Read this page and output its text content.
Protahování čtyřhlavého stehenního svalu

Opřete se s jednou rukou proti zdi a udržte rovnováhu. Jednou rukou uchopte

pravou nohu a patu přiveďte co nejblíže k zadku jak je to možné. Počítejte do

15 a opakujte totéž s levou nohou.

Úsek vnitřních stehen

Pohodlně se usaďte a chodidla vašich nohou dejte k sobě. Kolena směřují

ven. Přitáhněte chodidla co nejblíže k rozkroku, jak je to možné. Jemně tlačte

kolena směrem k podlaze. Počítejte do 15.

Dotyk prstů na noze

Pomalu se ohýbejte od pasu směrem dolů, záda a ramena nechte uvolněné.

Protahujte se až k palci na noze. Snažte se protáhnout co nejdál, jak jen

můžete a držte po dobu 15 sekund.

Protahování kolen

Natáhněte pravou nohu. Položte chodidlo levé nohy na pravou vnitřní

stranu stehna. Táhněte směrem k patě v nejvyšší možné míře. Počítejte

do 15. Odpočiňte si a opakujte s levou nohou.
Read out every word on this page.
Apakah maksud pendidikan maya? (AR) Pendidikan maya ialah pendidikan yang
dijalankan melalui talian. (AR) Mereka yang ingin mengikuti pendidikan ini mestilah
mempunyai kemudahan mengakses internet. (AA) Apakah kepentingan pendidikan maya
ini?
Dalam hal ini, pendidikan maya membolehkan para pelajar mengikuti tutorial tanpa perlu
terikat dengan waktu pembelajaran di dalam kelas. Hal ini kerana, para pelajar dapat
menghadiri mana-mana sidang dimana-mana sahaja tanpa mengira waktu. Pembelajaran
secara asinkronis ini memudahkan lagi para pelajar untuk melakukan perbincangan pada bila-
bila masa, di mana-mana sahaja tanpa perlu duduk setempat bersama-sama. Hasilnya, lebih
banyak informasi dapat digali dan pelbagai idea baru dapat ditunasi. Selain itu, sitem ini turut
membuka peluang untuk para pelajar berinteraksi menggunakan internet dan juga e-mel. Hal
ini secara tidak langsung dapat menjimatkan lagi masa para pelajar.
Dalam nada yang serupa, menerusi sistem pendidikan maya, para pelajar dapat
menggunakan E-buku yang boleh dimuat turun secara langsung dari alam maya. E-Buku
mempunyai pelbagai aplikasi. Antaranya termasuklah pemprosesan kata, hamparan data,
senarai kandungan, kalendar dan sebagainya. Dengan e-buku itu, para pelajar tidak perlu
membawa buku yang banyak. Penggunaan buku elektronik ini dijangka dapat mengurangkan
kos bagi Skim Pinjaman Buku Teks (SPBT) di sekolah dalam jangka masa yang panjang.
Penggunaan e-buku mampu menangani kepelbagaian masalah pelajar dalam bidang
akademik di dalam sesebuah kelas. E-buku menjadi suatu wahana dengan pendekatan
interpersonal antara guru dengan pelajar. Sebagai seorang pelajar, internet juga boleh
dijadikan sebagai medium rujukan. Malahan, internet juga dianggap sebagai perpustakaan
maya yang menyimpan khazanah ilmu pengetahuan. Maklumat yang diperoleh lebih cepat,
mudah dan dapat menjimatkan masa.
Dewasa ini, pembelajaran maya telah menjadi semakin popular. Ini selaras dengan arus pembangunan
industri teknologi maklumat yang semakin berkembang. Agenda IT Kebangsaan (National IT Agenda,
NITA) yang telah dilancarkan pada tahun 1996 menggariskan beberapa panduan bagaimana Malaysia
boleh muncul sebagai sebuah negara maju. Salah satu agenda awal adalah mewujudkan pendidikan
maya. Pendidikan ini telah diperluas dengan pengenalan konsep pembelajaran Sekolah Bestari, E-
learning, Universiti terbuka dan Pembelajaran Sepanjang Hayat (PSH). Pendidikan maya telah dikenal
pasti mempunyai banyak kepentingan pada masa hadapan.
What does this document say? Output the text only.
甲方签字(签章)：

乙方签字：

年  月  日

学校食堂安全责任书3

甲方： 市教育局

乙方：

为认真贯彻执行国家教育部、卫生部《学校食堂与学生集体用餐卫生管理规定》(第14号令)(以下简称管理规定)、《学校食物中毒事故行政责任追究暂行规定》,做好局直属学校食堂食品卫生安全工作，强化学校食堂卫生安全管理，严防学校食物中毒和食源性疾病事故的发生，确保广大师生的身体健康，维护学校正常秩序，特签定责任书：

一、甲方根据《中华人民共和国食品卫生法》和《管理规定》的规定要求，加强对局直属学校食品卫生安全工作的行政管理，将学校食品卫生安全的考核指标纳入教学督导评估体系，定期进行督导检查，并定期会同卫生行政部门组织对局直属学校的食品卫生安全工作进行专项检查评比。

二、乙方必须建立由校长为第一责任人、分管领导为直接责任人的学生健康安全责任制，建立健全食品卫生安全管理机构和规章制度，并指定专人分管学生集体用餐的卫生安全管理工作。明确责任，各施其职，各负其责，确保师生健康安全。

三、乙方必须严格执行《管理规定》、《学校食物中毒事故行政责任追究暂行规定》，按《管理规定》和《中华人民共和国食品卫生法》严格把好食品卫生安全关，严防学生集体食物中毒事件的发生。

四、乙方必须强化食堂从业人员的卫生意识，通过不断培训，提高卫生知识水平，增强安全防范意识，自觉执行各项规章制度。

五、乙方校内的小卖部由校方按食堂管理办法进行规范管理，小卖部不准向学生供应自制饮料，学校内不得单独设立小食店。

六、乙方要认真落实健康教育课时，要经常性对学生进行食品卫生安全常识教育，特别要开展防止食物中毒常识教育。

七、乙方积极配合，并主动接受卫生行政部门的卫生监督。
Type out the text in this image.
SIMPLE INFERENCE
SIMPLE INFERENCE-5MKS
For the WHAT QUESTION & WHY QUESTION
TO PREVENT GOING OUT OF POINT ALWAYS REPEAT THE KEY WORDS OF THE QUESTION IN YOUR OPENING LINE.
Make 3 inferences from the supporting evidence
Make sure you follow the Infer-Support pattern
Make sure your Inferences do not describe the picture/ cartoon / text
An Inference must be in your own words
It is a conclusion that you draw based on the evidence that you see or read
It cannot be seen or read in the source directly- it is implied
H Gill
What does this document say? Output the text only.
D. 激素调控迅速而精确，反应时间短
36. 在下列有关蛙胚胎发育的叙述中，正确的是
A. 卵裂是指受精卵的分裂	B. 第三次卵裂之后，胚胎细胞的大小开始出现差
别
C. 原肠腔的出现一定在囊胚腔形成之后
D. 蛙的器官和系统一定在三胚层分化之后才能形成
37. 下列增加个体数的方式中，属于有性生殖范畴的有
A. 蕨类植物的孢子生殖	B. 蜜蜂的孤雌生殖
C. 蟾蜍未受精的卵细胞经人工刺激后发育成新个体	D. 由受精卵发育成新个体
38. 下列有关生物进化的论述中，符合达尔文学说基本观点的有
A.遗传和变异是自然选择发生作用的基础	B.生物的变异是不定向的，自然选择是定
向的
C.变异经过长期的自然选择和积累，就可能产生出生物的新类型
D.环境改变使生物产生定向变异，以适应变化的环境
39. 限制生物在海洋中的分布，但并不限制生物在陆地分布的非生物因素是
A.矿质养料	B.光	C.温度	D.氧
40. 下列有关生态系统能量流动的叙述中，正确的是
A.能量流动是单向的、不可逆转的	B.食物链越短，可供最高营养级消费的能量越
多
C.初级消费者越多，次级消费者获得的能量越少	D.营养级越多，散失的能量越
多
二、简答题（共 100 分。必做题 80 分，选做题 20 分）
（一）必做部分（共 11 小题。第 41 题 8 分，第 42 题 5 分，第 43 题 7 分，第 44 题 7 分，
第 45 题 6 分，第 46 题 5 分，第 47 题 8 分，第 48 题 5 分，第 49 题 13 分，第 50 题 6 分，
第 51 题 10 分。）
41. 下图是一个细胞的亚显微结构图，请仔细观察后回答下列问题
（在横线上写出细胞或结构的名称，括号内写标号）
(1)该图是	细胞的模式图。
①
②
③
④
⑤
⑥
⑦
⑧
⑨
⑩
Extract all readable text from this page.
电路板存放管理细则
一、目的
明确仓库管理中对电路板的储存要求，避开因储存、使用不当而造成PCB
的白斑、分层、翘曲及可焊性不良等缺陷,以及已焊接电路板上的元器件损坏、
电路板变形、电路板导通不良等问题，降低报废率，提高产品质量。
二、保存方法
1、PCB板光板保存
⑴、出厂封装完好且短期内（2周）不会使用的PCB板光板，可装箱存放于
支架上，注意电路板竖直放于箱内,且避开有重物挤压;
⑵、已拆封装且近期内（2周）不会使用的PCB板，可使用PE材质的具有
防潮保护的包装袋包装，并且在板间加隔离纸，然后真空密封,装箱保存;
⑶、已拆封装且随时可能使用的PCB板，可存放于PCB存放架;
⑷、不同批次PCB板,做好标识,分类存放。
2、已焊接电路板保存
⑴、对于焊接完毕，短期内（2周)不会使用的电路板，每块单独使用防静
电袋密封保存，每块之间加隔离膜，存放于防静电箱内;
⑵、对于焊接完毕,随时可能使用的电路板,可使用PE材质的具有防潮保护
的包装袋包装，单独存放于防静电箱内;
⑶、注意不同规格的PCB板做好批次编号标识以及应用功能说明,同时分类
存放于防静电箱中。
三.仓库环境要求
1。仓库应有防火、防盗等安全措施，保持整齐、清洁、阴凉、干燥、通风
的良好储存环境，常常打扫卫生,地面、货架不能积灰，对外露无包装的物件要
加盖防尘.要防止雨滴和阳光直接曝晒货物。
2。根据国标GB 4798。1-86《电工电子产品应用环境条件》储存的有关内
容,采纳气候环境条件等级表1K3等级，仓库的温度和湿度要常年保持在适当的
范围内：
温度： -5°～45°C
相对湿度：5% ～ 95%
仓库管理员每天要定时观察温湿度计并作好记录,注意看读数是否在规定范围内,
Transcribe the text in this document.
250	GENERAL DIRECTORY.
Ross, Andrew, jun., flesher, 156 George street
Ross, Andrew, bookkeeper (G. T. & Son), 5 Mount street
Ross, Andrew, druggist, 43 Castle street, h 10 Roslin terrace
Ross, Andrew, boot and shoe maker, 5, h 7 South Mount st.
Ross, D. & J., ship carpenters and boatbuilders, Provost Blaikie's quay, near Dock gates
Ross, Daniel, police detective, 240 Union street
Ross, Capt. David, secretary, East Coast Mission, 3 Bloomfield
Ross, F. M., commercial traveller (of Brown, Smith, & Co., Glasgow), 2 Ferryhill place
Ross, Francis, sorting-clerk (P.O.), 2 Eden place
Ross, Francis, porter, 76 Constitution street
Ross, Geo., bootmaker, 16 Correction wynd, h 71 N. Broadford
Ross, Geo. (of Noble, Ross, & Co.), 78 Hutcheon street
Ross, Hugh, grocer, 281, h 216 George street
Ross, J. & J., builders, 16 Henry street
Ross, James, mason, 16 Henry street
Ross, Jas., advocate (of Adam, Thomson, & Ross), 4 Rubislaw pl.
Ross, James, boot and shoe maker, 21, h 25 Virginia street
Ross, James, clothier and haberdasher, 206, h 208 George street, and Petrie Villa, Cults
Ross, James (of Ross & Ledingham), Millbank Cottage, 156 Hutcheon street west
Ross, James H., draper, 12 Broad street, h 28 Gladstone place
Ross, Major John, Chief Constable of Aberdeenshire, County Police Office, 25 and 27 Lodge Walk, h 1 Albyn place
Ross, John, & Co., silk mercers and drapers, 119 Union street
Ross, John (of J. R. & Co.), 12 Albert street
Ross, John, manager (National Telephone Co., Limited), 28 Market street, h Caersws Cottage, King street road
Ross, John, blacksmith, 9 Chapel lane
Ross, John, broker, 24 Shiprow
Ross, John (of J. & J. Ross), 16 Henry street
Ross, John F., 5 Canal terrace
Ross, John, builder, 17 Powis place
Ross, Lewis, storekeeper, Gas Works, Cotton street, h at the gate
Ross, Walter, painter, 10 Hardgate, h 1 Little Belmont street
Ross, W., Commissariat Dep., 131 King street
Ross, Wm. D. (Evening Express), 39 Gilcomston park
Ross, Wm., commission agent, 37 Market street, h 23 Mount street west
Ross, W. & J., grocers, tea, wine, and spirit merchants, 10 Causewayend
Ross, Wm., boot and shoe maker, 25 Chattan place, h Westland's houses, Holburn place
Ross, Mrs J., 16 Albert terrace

- - - -

Aim —
Copy all lines in the listing above where the string "中华人民共和国食品卫生法" appears.

Solution to the problem —
一、甲方根据《中华人民共和国食品卫生法》和《管理规定》的规定要求，加强对局直属学校食品卫生安全工作的行政管理，将学校食品卫生安全的考核指标纳入教学督导评估体系，定期进行督导检查，并定期会同卫生行政部门组织对局直属学校的食品卫生安全工作进行专项检查评比。
三、乙方必须严格执行《管理规定》、《学校食物中毒事故行政责任追究暂行规定》，按《管理规定》和《中华人民共和国食品卫生法》严格把好食品卫生安全关，严防学生集体食物中毒事件的发生。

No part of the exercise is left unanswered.